In the following material, identify every line holding the string "della" and return it.

==== Data provided

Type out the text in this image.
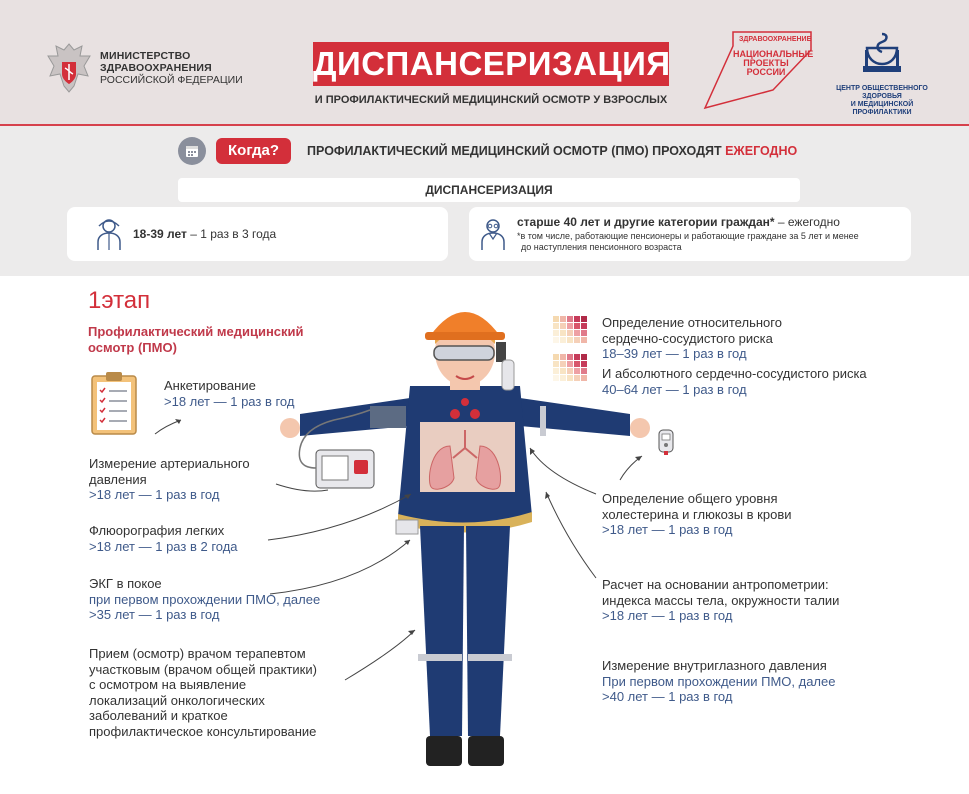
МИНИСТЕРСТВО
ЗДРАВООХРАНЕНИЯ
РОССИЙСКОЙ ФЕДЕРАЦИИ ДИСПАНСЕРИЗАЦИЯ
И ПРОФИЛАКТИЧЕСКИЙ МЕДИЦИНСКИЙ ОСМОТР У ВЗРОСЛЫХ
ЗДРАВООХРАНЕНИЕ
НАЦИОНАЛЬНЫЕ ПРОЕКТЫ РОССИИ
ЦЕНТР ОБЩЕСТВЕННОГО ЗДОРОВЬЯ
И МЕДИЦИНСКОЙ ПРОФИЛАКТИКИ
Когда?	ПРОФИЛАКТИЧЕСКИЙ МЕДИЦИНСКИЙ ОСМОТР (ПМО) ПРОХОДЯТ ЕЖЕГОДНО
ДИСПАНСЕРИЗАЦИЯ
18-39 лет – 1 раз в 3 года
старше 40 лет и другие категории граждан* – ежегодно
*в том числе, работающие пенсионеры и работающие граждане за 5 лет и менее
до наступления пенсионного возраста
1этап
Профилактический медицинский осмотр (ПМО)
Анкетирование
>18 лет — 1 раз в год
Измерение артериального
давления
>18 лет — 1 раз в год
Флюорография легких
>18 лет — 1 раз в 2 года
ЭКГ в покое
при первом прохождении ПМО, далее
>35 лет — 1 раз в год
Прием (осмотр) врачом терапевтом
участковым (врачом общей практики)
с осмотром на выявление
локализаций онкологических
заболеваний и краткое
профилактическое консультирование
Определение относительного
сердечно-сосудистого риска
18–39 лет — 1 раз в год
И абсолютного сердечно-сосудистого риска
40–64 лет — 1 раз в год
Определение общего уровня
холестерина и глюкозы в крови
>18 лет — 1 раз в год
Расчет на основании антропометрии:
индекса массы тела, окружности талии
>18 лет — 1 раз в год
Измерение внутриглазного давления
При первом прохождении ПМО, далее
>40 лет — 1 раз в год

========
==== Data provided

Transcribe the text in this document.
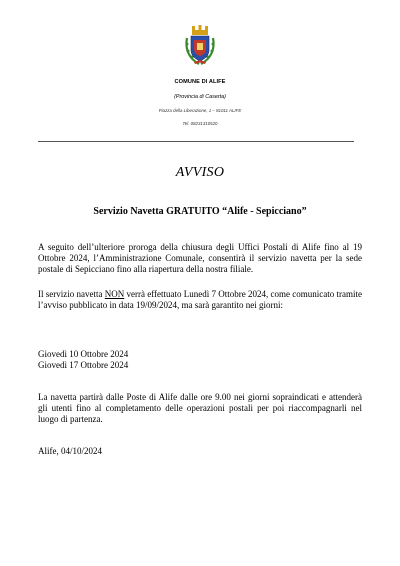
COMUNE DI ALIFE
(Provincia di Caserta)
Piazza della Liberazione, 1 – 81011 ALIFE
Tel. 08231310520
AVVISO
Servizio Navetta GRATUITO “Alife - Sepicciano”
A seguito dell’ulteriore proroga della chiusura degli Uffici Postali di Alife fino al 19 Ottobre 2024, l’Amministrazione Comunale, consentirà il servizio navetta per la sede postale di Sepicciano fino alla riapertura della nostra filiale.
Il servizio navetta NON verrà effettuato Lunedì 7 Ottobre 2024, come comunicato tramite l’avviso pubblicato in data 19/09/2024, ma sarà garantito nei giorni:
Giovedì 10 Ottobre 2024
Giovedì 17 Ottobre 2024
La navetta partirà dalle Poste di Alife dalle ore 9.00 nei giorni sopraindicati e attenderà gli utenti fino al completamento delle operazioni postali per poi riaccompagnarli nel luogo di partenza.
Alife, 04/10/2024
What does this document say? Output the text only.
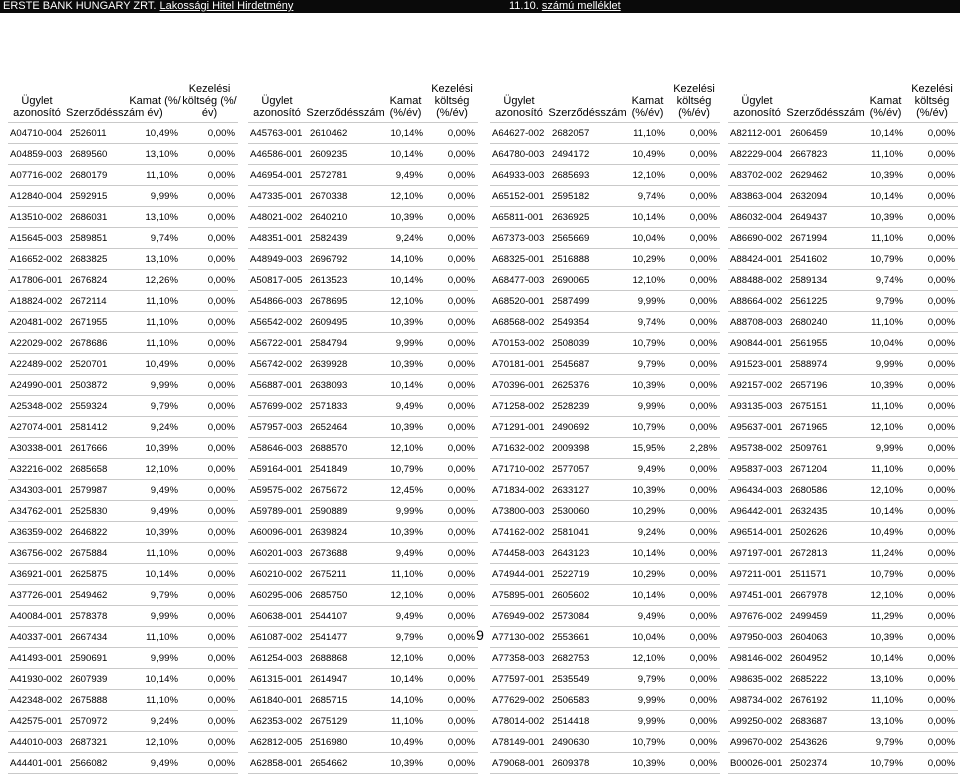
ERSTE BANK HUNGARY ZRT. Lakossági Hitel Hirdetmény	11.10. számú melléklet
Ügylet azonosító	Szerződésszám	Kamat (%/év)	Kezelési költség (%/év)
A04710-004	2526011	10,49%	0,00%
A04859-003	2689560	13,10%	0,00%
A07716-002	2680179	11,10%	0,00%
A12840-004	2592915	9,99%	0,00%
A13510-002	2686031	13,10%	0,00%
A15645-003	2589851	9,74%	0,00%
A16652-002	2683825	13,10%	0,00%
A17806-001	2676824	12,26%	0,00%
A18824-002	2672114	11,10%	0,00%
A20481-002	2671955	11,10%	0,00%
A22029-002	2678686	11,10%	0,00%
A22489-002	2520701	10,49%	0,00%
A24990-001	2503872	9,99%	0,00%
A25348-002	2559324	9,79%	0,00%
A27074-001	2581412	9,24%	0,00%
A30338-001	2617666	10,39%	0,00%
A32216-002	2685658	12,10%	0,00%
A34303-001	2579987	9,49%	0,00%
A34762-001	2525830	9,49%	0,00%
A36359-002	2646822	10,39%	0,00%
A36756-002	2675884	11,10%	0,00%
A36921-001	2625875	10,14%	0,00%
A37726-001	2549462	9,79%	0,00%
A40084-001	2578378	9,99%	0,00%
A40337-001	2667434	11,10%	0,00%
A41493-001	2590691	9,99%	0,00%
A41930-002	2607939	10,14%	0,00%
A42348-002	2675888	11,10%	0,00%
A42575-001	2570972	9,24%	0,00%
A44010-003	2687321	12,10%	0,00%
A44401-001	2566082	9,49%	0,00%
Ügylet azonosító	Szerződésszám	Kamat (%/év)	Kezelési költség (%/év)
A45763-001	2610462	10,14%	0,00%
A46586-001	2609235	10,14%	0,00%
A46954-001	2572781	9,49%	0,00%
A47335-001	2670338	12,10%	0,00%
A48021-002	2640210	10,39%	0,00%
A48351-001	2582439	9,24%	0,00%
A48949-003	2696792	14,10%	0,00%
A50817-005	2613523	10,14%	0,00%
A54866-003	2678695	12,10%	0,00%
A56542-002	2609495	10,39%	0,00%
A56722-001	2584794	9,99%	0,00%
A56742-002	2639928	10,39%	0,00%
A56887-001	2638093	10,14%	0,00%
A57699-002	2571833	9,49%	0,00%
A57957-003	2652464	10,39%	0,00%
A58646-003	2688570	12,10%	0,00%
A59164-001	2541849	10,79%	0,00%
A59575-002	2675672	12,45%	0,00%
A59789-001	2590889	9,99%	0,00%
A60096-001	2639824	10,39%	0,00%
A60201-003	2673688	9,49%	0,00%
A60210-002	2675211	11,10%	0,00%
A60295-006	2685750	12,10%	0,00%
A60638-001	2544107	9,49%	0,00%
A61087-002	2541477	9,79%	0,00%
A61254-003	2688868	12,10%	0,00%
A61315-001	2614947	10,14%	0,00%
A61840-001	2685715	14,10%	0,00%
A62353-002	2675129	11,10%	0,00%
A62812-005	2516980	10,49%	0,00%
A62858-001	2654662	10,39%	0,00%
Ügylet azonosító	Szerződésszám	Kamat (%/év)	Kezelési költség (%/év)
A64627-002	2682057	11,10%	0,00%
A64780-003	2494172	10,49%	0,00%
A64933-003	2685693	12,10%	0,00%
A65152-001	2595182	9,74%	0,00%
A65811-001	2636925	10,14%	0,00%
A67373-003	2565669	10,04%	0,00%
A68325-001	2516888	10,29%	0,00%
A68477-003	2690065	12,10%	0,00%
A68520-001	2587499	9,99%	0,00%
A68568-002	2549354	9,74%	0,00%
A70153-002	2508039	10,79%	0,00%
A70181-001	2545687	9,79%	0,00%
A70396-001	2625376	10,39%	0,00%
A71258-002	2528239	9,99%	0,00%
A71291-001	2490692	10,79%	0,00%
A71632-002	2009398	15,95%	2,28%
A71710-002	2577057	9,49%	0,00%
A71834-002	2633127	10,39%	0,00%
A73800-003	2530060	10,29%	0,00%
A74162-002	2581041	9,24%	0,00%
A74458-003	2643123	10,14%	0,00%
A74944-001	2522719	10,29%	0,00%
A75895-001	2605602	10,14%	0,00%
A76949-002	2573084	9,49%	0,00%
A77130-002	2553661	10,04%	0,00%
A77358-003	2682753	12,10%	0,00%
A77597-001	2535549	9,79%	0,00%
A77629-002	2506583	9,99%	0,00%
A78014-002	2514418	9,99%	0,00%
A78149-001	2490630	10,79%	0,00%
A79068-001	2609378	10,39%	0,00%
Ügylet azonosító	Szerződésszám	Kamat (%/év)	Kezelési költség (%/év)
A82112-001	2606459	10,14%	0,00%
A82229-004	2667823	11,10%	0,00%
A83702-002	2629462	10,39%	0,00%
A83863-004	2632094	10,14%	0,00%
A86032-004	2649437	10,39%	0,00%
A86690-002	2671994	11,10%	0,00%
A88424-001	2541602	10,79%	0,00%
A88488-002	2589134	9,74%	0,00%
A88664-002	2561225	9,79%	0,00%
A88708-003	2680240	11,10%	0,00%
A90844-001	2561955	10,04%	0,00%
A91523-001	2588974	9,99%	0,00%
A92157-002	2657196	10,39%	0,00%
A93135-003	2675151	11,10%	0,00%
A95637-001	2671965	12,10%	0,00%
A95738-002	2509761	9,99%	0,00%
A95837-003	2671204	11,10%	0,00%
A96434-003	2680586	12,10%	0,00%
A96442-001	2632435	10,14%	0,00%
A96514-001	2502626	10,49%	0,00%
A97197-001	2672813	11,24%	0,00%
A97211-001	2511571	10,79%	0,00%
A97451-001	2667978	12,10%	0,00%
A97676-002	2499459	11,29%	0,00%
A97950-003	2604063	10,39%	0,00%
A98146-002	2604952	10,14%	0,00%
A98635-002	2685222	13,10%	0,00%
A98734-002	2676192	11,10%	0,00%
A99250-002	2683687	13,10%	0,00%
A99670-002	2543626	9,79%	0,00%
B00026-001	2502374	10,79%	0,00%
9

========

Reply to the task:
Piazza della Liberazione, 1 – 81011 ALIFE
A seguito dell’ulteriore proroga della chiusura degli Uffici Postali di Alife fino al 19 Ottobre 2024, l’Amministrazione Comunale, consentirà il servizio navetta per la sede postale di Sepicciano fino alla riapertura della nostra filiale.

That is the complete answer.